◆ Exercise data ◆
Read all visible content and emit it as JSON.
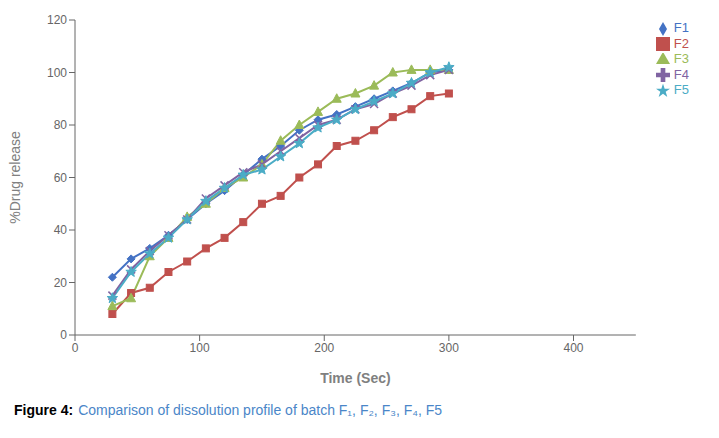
{
  "chart_data": {
    "type": "line",
    "xlabel": "Time (Sec)",
    "ylabel": "%Drug release",
    "annotations": [
      {
        "text": "Figure 4:"
      },
      {
        "text": "Comparison of dissolution profile of batch F₁, F₂, F₃, F₄, F5",
        "color": "#4a86c8"
      }
    ],
    "x": [
      30,
      45,
      60,
      75,
      90,
      105,
      120,
      135,
      150,
      165,
      180,
      195,
      210,
      225,
      240,
      255,
      270,
      285,
      300
    ],
    "xlim": [
      0,
      450
    ],
    "ylim": [
      0,
      120
    ],
    "xticks": [
      0,
      100,
      200,
      300,
      400
    ],
    "yticks": [
      0,
      20,
      40,
      60,
      80,
      100,
      120
    ],
    "grid": false,
    "legend": "right",
    "series": [
      {
        "name": "F1",
        "color": "#4472C4",
        "marker": "diamond",
        "values": [
          22,
          29,
          33,
          38,
          44,
          50,
          55,
          61,
          67,
          72,
          78,
          82,
          84,
          87,
          90,
          93,
          96,
          100,
          101
        ]
      },
      {
        "name": "F2",
        "color": "#C0504D",
        "marker": "square",
        "values": [
          8,
          16,
          18,
          24,
          28,
          33,
          37,
          43,
          50,
          53,
          60,
          65,
          72,
          74,
          78,
          83,
          86,
          91,
          92
        ]
      },
      {
        "name": "F3",
        "color": "#9BBB59",
        "marker": "triangle",
        "values": [
          11,
          14,
          30,
          37,
          45,
          50,
          56,
          60,
          65,
          74,
          80,
          85,
          90,
          92,
          95,
          100,
          101,
          101,
          101
        ]
      },
      {
        "name": "F4",
        "color": "#8064A2",
        "marker": "x",
        "values": [
          15,
          25,
          32,
          38,
          44,
          52,
          57,
          62,
          65,
          70,
          75,
          80,
          82,
          86,
          88,
          92,
          95,
          99,
          101
        ]
      },
      {
        "name": "F5",
        "color": "#4BACC6",
        "marker": "star",
        "values": [
          14,
          24,
          31,
          37,
          44,
          51,
          56,
          61,
          63,
          68,
          73,
          79,
          82,
          86,
          89,
          92,
          96,
          100,
          102
        ]
      }
    ]
  }
}
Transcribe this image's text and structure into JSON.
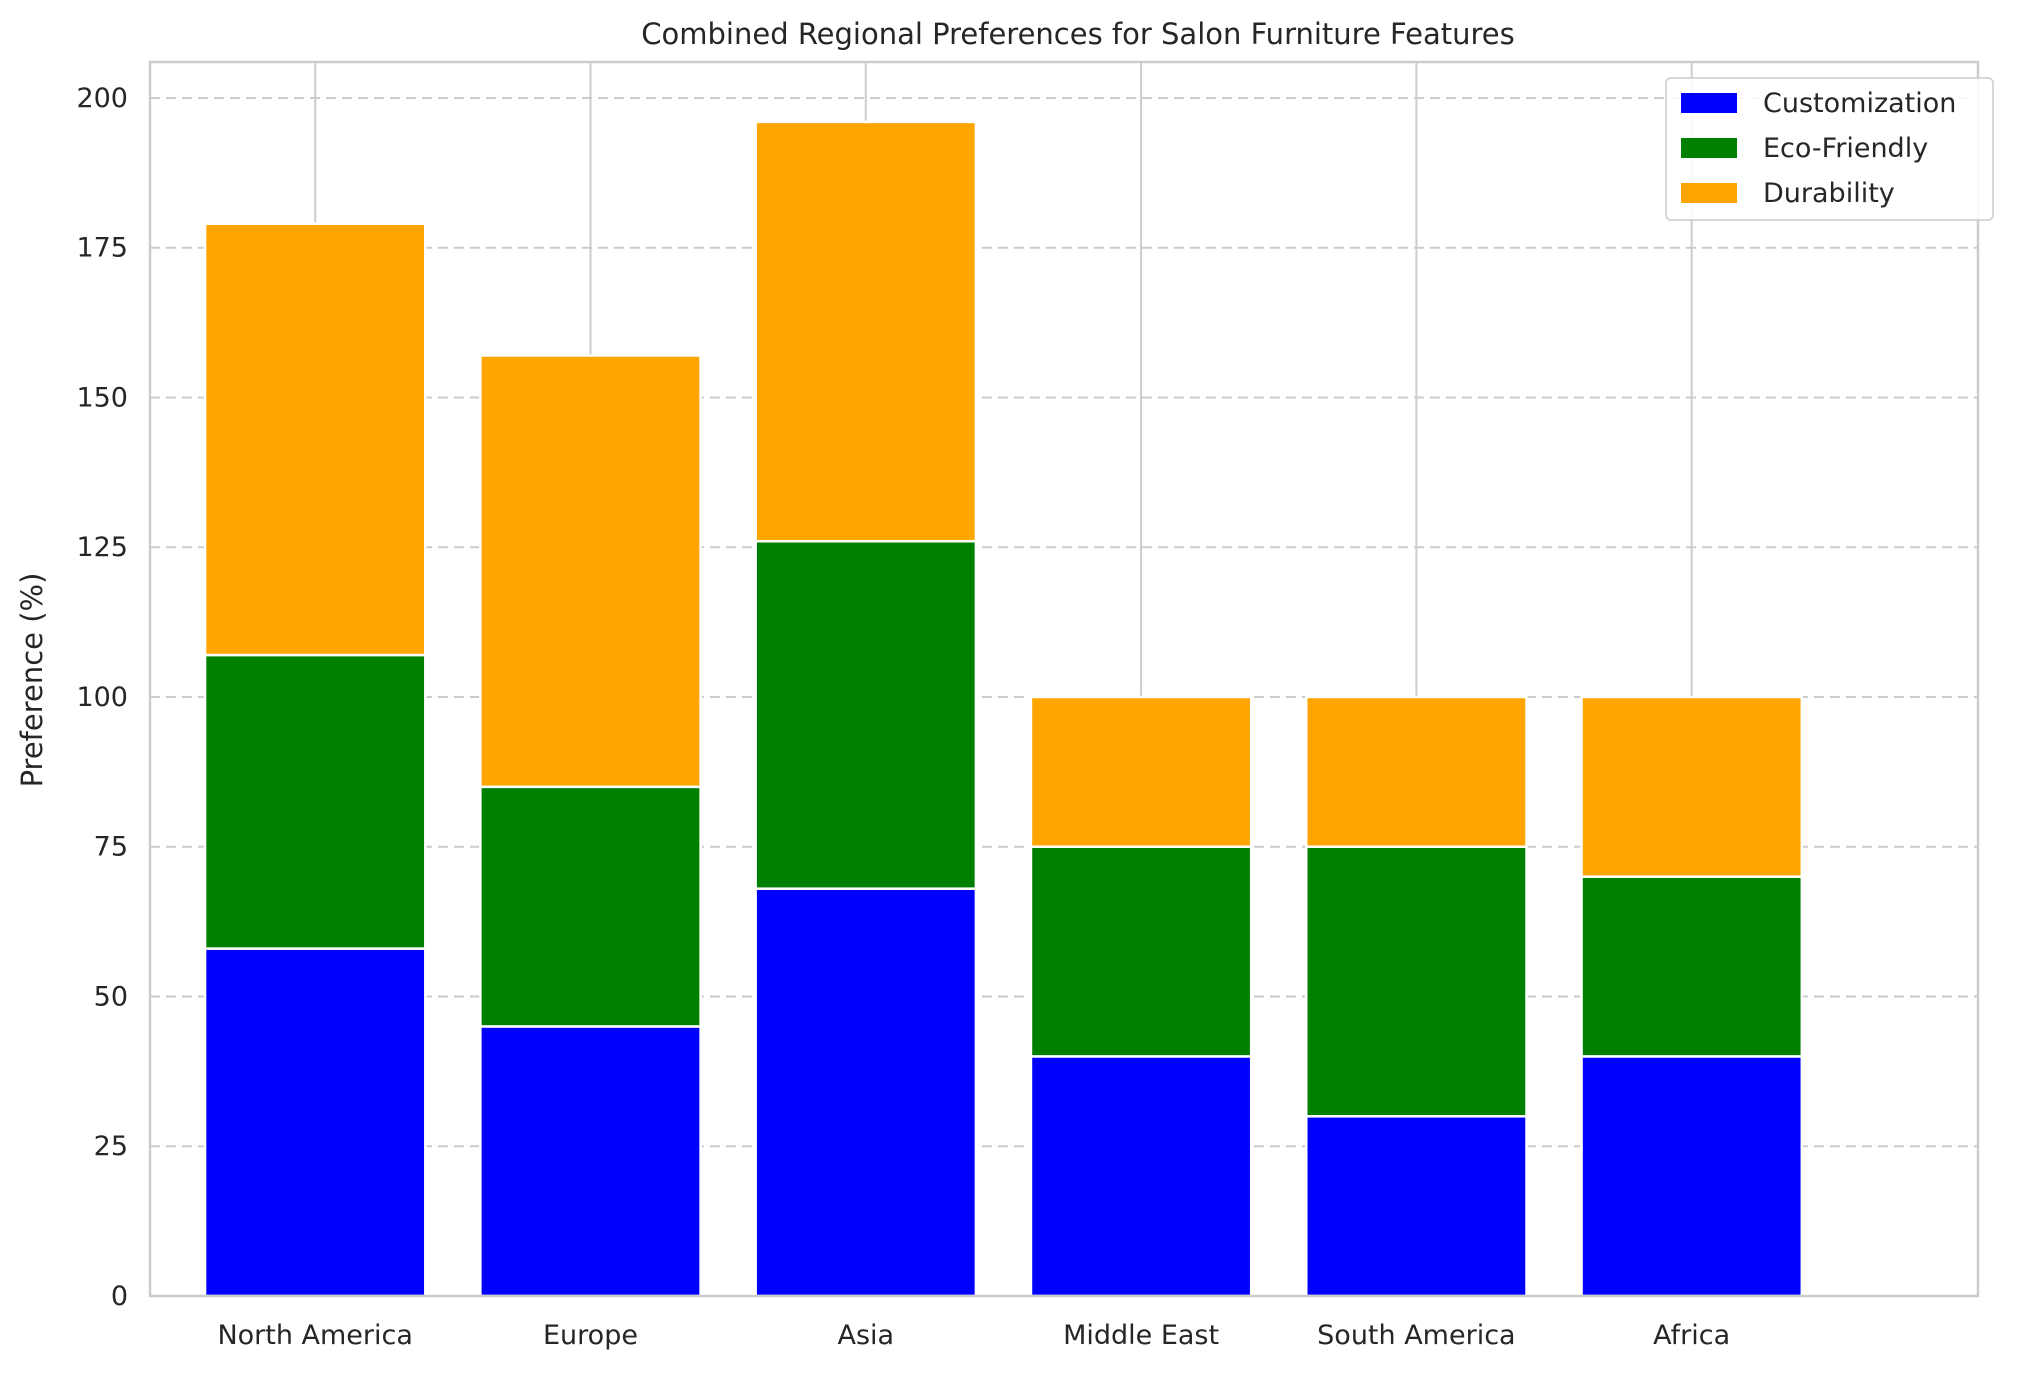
{
  "chart_data": {
    "type": "bar",
    "stacked": true,
    "title": "Combined Regional Preferences for Salon Furniture Features",
    "xlabel": "",
    "ylabel": "Preference (%)",
    "categories": [
      "North America",
      "Europe",
      "Asia",
      "Middle East",
      "South America",
      "Africa"
    ],
    "series": [
      {
        "name": "Customization",
        "color": "#0000ff",
        "values": [
          58,
          45,
          68,
          40,
          30,
          40
        ]
      },
      {
        "name": "Eco-Friendly",
        "color": "#008000",
        "values": [
          49,
          40,
          58,
          35,
          45,
          30
        ]
      },
      {
        "name": "Durability",
        "color": "#ffa500",
        "values": [
          72,
          72,
          70,
          25,
          25,
          30
        ]
      }
    ],
    "ylim": [
      0,
      206
    ],
    "yticks": [
      0,
      25,
      50,
      75,
      100,
      125,
      150,
      175,
      200
    ],
    "grid": {
      "y": true,
      "y_style": "dashed",
      "x": true,
      "x_style": "solid"
    },
    "legend": {
      "placement": "top-right"
    }
  }
}
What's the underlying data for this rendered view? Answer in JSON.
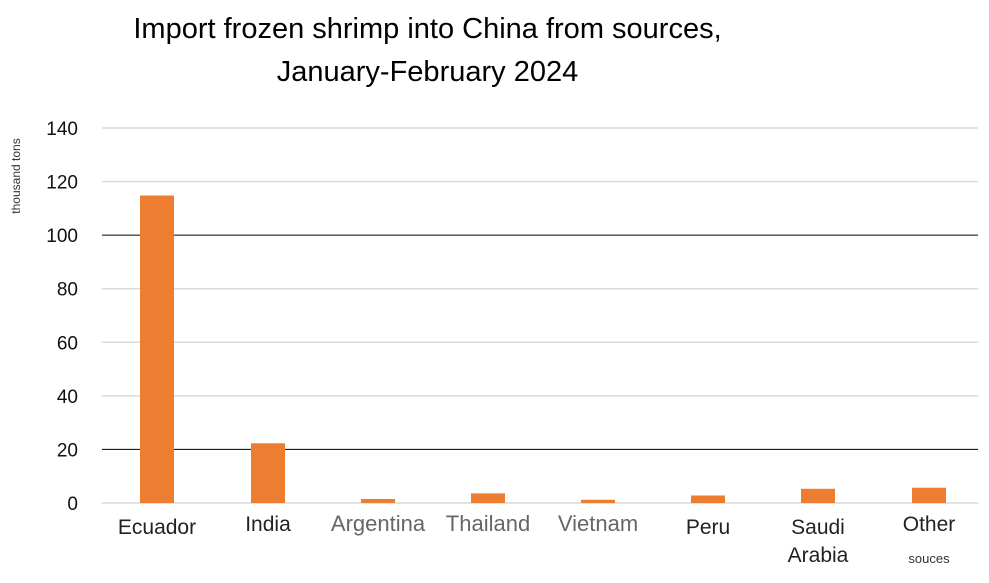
{
  "chart_data": {
    "type": "bar",
    "title": [
      "Import frozen shrimp into China from sources,",
      "January-February 2024"
    ],
    "ylabel": "thousand tons",
    "xlabel": "",
    "ylim": [
      0,
      140
    ],
    "yticks": [
      0,
      20,
      40,
      60,
      80,
      100,
      120,
      140
    ],
    "categories": [
      "Ecuador",
      "India",
      "Argentina",
      "Thailand",
      "Vietnam",
      "Peru",
      "Saudi Arabia",
      "Other souces"
    ],
    "category_label_lines": [
      [
        "Ecuador"
      ],
      [
        "India"
      ],
      [
        "Argentina"
      ],
      [
        "Thailand"
      ],
      [
        "Vietnam"
      ],
      [
        "Peru"
      ],
      [
        "Saudi",
        "Arabia"
      ],
      [
        "Other",
        "souces"
      ]
    ],
    "values": [
      114.8,
      22.3,
      1.5,
      3.6,
      1.2,
      2.8,
      5.3,
      5.7
    ],
    "bar_color": "#ED7D31",
    "grid": true
  }
}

◆ Directions for this task ◆
Only the number is wanted: count the lines of the records that hold the word "marker".

◆ Answer to the problem ◆
5